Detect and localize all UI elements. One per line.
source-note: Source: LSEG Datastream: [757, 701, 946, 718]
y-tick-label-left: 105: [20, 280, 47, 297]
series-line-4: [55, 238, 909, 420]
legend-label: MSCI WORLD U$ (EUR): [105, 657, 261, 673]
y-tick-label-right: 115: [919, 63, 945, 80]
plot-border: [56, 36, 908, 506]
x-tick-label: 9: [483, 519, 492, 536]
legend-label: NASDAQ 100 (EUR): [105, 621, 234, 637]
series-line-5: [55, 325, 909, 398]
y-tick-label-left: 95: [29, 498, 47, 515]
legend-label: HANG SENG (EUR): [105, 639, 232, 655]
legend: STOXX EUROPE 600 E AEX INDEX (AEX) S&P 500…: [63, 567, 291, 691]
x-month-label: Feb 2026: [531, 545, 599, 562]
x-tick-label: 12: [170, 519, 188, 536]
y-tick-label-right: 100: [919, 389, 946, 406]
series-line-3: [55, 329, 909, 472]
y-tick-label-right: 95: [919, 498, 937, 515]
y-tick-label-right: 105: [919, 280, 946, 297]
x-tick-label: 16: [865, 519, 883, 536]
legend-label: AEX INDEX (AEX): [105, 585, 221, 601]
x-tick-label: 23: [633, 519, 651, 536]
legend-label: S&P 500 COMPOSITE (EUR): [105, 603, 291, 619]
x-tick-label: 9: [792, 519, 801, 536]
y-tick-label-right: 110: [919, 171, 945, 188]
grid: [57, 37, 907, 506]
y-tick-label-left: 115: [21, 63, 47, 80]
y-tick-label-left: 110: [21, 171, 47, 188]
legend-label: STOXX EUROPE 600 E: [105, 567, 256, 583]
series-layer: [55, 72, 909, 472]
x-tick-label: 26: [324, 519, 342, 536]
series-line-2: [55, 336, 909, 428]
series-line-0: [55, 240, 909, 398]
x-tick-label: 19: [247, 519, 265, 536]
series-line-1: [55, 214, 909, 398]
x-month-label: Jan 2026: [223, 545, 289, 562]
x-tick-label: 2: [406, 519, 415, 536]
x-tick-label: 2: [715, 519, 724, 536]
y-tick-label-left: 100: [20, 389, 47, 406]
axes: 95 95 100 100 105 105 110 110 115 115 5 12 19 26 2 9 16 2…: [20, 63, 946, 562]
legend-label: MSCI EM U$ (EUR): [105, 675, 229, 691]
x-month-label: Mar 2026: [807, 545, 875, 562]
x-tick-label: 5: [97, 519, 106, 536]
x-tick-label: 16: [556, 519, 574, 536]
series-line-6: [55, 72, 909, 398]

▬▬▬▬▬▬▬▬▬▬

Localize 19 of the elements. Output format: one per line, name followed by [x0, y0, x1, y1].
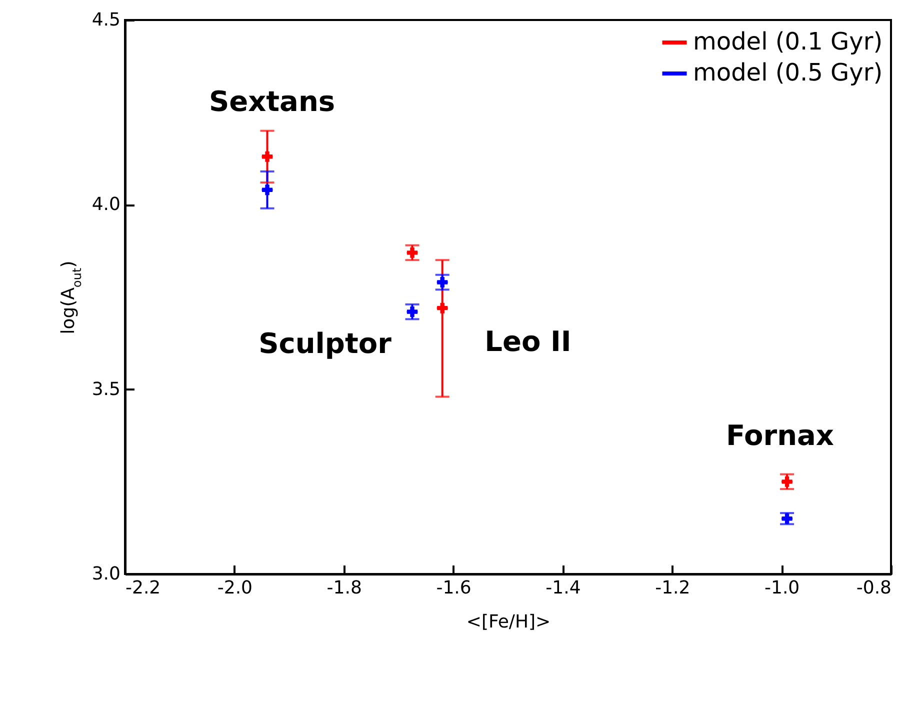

▬▬▬▬▬▬▬▬▬▬

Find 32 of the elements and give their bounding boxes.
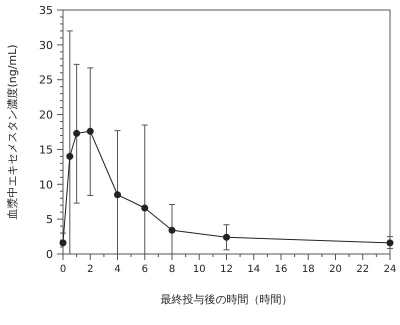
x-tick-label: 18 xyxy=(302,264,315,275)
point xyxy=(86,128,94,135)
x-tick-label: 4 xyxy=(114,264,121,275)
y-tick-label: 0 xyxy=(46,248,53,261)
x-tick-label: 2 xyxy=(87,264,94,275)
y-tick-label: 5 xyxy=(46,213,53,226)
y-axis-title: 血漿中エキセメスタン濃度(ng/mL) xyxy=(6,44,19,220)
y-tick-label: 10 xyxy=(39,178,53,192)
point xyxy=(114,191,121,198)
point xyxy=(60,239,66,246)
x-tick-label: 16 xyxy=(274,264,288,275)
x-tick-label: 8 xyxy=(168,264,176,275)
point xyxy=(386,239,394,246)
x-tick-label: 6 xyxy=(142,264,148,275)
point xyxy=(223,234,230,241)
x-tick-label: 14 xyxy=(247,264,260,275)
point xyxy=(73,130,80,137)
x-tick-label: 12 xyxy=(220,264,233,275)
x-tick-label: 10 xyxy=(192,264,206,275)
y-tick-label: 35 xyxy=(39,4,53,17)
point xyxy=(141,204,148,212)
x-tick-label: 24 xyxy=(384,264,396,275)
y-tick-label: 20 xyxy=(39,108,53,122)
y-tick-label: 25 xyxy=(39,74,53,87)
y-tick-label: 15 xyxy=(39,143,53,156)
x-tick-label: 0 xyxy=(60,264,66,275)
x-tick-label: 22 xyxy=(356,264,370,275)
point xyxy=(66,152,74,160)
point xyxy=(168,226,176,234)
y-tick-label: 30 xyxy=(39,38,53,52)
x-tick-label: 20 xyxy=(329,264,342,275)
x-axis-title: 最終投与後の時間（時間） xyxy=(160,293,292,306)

▬▬▬▬▬▬▬▬▬▬

- _INSTRUCTIONS TO FOLLOW_:
Copy the lines of the listing verbatim, starting at the line that contains "Find 32 of the" and ending after the line that contains "point xyxy=(114,191,121,198)". Leave any pictures out of your output.

- _REPLY_:
Find 32 of the elements and give their bounding boxes.
x-tick-label: 18 xyxy=(302,264,315,275)
point xyxy=(86,128,94,135)
x-tick-label: 4 xyxy=(114,264,121,275)
y-tick-label: 0 xyxy=(46,248,53,261)
x-tick-label: 2 xyxy=(87,264,94,275)
y-tick-label: 5 xyxy=(46,213,53,226)
y-axis-title: 血漿中エキセメスタン濃度(ng/mL) xyxy=(6,44,19,220)
y-tick-label: 10 xyxy=(39,178,53,192)
point xyxy=(114,191,121,198)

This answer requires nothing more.